• **What to do**:
Output every line exactly as written. Leave out pictures.

Collection entries
══════════
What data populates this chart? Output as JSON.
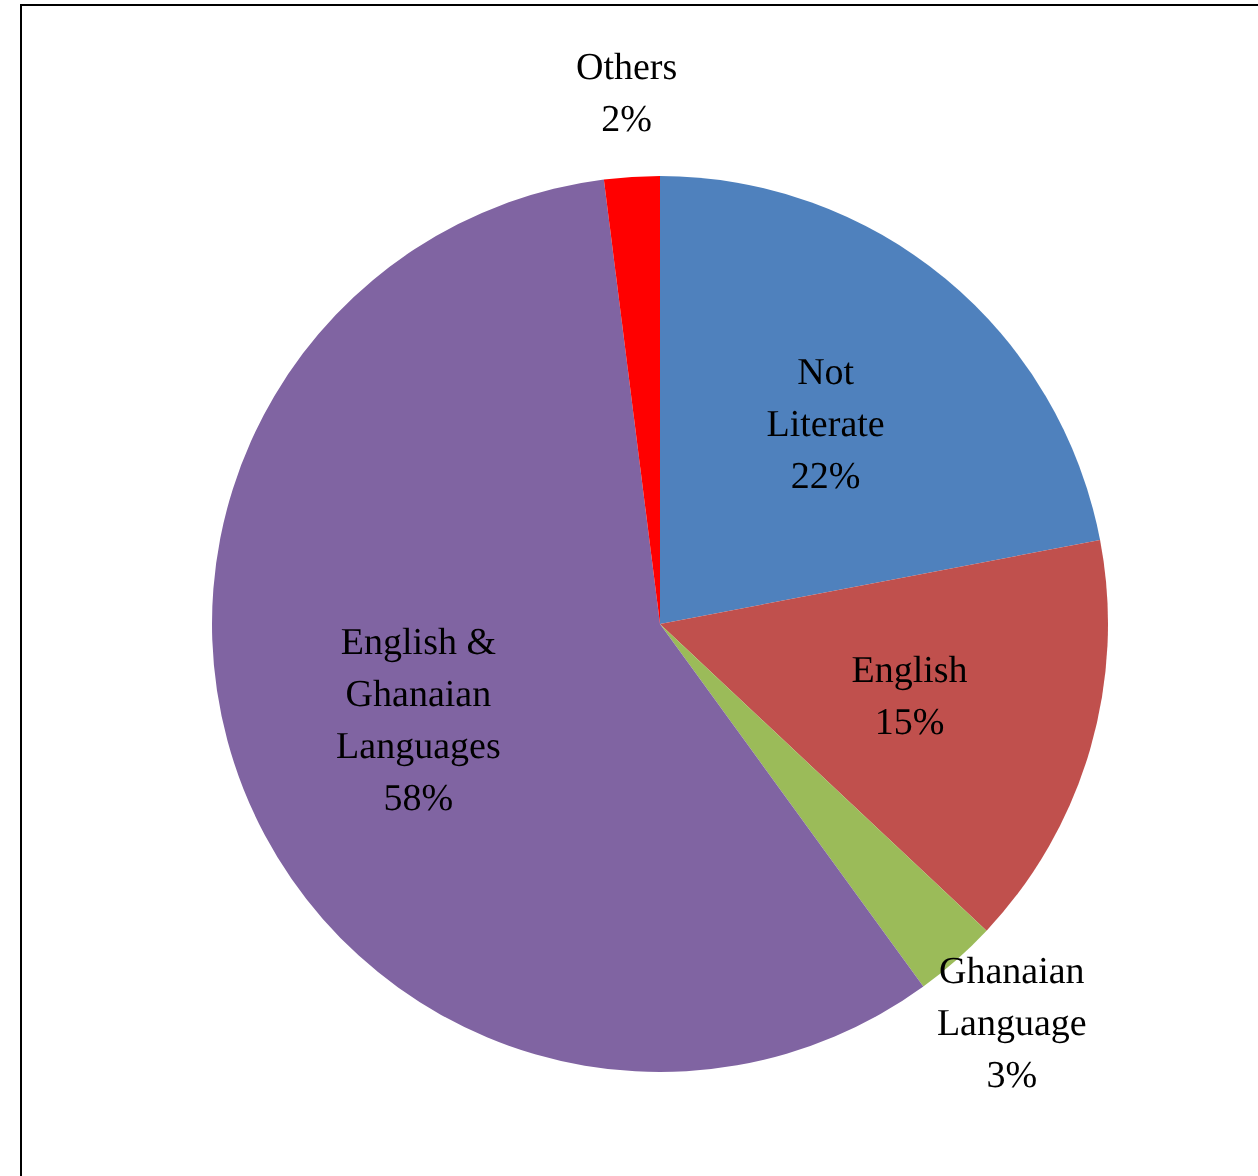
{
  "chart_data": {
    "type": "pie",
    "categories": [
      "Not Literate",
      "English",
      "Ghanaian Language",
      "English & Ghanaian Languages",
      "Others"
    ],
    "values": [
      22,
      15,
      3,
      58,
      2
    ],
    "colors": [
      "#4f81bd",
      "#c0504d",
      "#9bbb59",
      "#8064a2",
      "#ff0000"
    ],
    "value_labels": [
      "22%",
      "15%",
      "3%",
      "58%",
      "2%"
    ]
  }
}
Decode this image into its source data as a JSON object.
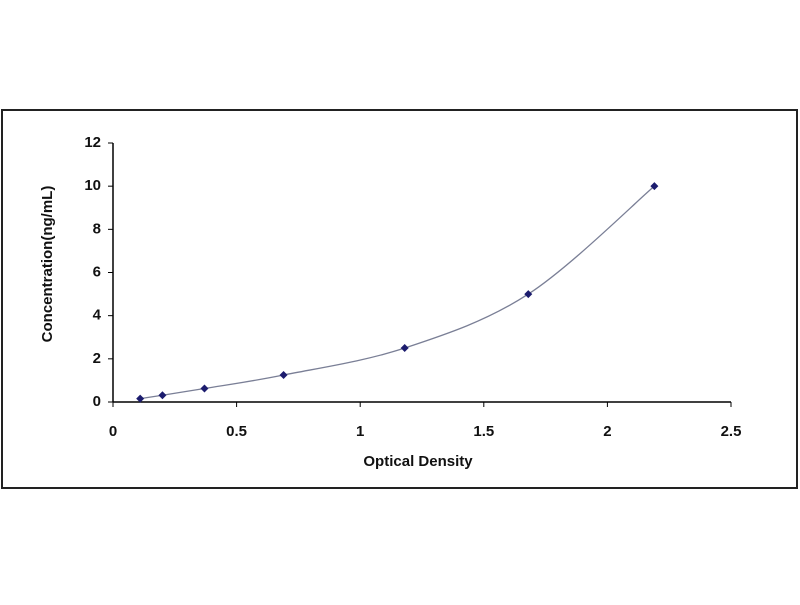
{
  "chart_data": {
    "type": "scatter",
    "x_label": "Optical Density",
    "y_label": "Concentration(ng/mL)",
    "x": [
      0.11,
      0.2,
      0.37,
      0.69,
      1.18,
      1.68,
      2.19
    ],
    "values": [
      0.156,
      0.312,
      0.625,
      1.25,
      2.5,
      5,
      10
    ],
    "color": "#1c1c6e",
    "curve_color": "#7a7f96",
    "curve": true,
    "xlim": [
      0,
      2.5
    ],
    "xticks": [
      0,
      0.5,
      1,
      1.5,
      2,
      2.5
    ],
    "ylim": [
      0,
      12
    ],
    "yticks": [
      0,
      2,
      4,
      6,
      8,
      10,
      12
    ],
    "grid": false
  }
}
══════════
• **Answer to the exercise**:
What data populates this chart? Output as JSON.
{
  "chart_data": {
    "type": "pie",
    "categories": [
      "Not Literate",
      "English",
      "Ghanaian Language",
      "English & Ghanaian Languages",
      "Others"
    ],
    "values": [
      22,
      15,
      3,
      58,
      2
    ],
    "colors": [
      "#4f81bd",
      "#c0504d",
      "#9bbb59",
      "#8064a2",
      "#ff0000"
    ],
    "value_labels": [
      "22%",
      "15%",
      "3%",
      "58%",
      "2%"
    ]
  }
}
Decode this image into its source data as a JSON object.
{
  "chart_data": {
    "type": "scatter",
    "x_label": "Optical Density",
    "y_label": "Concentration(ng/mL)",
    "x": [
      0.11,
      0.2,
      0.37,
      0.69,
      1.18,
      1.68,
      2.19
    ],
    "values": [
      0.156,
      0.312,
      0.625,
      1.25,
      2.5,
      5,
      10
    ],
    "color": "#1c1c6e",
    "curve_color": "#7a7f96",
    "curve": true,
    "xlim": [
      0,
      2.5
    ],
    "xticks": [
      0,
      0.5,
      1,
      1.5,
      2,
      2.5
    ],
    "ylim": [
      0,
      12
    ],
    "yticks": [
      0,
      2,
      4,
      6,
      8,
      10,
      12
    ],
    "grid": false
  }
}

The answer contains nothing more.